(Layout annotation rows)
○ ○ ○
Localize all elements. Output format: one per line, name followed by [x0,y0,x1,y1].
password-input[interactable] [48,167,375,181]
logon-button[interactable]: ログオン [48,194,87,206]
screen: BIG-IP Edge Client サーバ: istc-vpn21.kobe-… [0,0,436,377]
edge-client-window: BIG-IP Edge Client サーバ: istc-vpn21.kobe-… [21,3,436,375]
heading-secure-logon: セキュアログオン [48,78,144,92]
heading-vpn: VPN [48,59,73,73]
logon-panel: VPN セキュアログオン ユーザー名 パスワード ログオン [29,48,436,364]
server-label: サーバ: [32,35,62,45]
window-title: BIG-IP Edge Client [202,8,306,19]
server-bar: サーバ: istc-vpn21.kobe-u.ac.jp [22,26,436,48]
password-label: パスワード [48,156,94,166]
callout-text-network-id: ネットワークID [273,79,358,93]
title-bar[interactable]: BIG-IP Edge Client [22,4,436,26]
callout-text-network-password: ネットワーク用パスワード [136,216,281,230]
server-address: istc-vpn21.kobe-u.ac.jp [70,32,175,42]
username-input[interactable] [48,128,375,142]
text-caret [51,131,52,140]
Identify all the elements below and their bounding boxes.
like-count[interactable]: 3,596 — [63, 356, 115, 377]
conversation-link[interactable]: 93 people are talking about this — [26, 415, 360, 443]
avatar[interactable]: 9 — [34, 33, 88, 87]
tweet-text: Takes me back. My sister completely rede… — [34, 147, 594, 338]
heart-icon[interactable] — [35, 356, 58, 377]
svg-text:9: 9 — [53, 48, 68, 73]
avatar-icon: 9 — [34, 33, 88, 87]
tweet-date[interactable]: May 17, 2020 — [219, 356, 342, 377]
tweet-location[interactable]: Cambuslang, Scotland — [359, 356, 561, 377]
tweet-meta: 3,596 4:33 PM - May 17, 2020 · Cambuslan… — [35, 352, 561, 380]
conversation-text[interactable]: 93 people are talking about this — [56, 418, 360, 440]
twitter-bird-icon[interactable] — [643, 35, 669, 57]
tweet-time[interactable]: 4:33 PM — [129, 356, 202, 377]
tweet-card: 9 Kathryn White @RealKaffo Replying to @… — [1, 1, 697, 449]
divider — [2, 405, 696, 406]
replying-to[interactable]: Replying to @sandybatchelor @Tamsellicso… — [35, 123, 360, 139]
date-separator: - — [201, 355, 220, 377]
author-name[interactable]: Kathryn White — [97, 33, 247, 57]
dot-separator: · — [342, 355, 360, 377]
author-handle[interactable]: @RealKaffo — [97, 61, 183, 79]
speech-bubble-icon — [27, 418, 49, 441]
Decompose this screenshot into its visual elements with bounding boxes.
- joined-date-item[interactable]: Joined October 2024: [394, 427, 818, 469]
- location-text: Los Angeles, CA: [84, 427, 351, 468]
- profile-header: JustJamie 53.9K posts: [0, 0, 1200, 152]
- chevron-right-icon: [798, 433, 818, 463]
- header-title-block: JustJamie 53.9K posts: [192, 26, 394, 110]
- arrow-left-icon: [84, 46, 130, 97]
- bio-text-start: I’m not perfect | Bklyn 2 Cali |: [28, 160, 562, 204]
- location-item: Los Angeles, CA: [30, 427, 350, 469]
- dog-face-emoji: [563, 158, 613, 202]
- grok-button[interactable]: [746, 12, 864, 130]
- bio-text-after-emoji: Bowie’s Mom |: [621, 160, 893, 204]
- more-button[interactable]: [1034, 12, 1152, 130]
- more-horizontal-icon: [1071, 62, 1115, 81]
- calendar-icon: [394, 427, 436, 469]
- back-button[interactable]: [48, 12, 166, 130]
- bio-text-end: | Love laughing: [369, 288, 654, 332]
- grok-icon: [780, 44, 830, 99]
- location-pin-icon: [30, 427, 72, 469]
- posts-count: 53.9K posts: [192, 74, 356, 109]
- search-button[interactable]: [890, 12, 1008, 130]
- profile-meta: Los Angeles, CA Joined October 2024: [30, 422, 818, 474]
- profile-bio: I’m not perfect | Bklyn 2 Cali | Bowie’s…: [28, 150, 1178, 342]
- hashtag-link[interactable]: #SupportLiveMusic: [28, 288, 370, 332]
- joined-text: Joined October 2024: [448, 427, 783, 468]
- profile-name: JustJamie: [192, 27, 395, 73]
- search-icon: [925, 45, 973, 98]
○ ○ ○
Task instructions: Rewrite every line of the rows above as a JSON list of strings, with one string per line and any blank lines omitted.

Response to the exercise:
[
  "Localize all elements. Output format: one per line, name followed by [x0,y0,x1,y1].",
  "password-input[interactable] [48,167,375,181]",
  "logon-button[interactable]: ログオン [48,194,87,206]",
  "screen: BIG-IP Edge Client サーバ: istc-vpn21.kobe-… [0,0,436,377]",
  "edge-client-window: BIG-IP Edge Client サーバ: istc-vpn21.kobe-… [21,3,436,375]",
  "heading-secure-logon: セキュアログオン [48,78,144,92]",
  "heading-vpn: VPN [48,59,73,73]",
  "logon-panel: VPN セキュアログオン ユーザー名 パスワード ログオン [29,48,436,364]",
  "server-label: サーバ: [32,35,62,45]",
  "window-title: BIG-IP Edge Client [202,8,306,19]",
  "server-bar: サーバ: istc-vpn21.kobe-u.ac.jp [22,26,436,48]",
  "password-label: パスワード [48,156,94,166]",
  "callout-text-network-id: ネットワークID [273,79,358,93]",
  "title-bar[interactable]: BIG-IP Edge Client [22,4,436,26]",
  "callout-text-network-password: ネットワーク用パスワード [136,216,281,230]",
  "server-address: istc-vpn21.kobe-u.ac.jp [70,32,175,42]",
  "username-input[interactable] [48,128,375,142]",
  "text-caret [51,131,52,140]",
  "Identify all the elements below and their bounding boxes.",
  "like-count[interactable]: 3,596 — [63, 356, 115, 377]",
  "conversation-link[interactable]: 93 people are talking about this — [26, 415, 360, 443]",
  "avatar[interactable]: 9 — [34, 33, 88, 87]",
  "tweet-text: Takes me back. My sister completely rede… — [34, 147, 594, 338]",
  "heart-icon[interactable] — [35, 356, 58, 377]",
  "svg-text:9: 9 — [53, 48, 68, 73]",
  "avatar-icon: 9 — [34, 33, 88, 87]",
  "tweet-date[interactable]: May 17, 2020 — [219, 356, 342, 377]",
  "tweet-location[interactable]: Cambuslang, Scotland — [359, 356, 561, 377]",
  "tweet-meta: 3,596 4:33 PM - May 17, 2020 · Cambuslan… — [35, 352, 561, 380]",
  "conversation-text[interactable]: 93 people are talking about this — [56, 418, 360, 440]",
  "twitter-bird-icon[interactable] — [643, 35, 669, 57]",
  "tweet-time[interactable]: 4:33 PM — [129, 356, 202, 377]",
  "tweet-card: 9 Kathryn White @RealKaffo Replying to @… — [1, 1, 697, 449]",
  "divider — [2, 405, 696, 406]",
  "replying-to[interactable]: Replying to @sandybatchelor @Tamsellicso… — [35, 123, 360, 139]",
  "date-separator: - — [201, 355, 220, 377]",
  "author-name[interactable]: Kathryn White — [97, 33, 247, 57]",
  "dot-separator: · — [342, 355, 360, 377]",
  "author-handle[interactable]: @RealKaffo — [97, 61, 183, 79]",
  "speech-bubble-icon — [27, 418, 49, 441]",
  "Decompose this screenshot into its visual elements with bounding boxes.",
  "- joined-date-item[interactable]: Joined October 2024: [394, 427, 818, 469]",
  "- location-text: Los Angeles, CA: [84, 427, 351, 468]",
  "- profile-header: JustJamie 53.9K posts: [0, 0, 1200, 152]",
  "- chevron-right-icon: [798, 433, 818, 463]",
  "- header-title-block: JustJamie 53.9K posts: [192, 26, 394, 110]",
  "- arrow-left-icon: [84, 46, 130, 97]",
  "- bio-text-start: I’m not perfect | Bklyn 2 Cali |: [28, 160, 562, 204]",
  "- location-item: Los Angeles, CA: [30, 427, 350, 469]",
  "- dog-face-emoji: [563, 158, 613, 202]",
  "- grok-button[interactable]: [746, 12, 864, 130]",
  "- bio-text-after-emoji: Bowie’s Mom |: [621, 160, 893, 204]",
  "- more-button[interactable]: [1034, 12, 1152, 130]",
  "- more-horizontal-icon: [1071, 62, 1115, 81]",
  "- calendar-icon: [394, 427, 436, 469]",
  "- back-button[interactable]: [48, 12, 166, 130]",
  "- bio-text-end: | Love laughing: [369, 288, 654, 332]",
  "- grok-icon: [780, 44, 830, 99]",
  "- location-pin-icon: [30, 427, 72, 469]",
  "- posts-count: 53.9K posts: [192, 74, 356, 109]",
  "- search-button[interactable]: [890, 12, 1008, 130]",
  "- profile-meta: Los Angeles, CA Joined October 2024: [30, 422, 818, 474]",
  "- profile-bio: I’m not perfect | Bklyn 2 Cali | Bowie’s…: [28, 150, 1178, 342]",
  "- hashtag-link[interactable]: #SupportLiveMusic: [28, 288, 370, 332]",
  "- joined-text: Joined October 2024: [448, 427, 783, 468]",
  "- profile-name: JustJamie: [192, 27, 395, 73]",
  "- search-icon: [925, 45, 973, 98]"
]